Begin

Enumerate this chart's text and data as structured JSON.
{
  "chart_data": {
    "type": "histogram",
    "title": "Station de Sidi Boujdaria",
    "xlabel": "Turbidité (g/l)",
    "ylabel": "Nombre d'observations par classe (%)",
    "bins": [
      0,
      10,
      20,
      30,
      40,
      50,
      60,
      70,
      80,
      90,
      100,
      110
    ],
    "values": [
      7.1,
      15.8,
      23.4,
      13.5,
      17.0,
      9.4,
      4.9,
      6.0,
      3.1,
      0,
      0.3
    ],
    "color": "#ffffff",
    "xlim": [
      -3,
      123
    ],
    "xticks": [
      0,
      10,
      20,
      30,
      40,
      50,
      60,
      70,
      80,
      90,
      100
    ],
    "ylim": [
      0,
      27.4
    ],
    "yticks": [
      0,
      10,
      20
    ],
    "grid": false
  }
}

End

■ WHAT TO PRODUCE ■
Go through the records and print each one exactly.

■ WRITTEN RESPONSE ■
Enumerate this chart's text and data as structured JSON.
{
  "chart_data": {
    "type": "histogram",
    "title": "Station de Sidi Boujdaria",
    "xlabel": "Turbidité (g/l)",
    "ylabel": "Nombre d'observations par classe (%)",
    "bins": [
      0,
      10,
      20,
      30,
      40,
      50,
      60,
      70,
      80,
      90,
      100,
      110
    ],
    "values": [
      7.1,
      15.8,
      23.4,
      13.5,
      17.0,
      9.4,
      4.9,
      6.0,
      3.1,
      0,
      0.3
    ],
    "color": "#ffffff",
    "xlim": [
      -3,
      123
    ],
    "xticks": [
      0,
      10,
      20,
      30,
      40,
      50,
      60,
      70,
      80,
      90,
      100
    ],
    "ylim": [
      0,
      27.4
    ],
    "yticks": [
      0,
      10,
      20
    ],
    "grid": false
  }
}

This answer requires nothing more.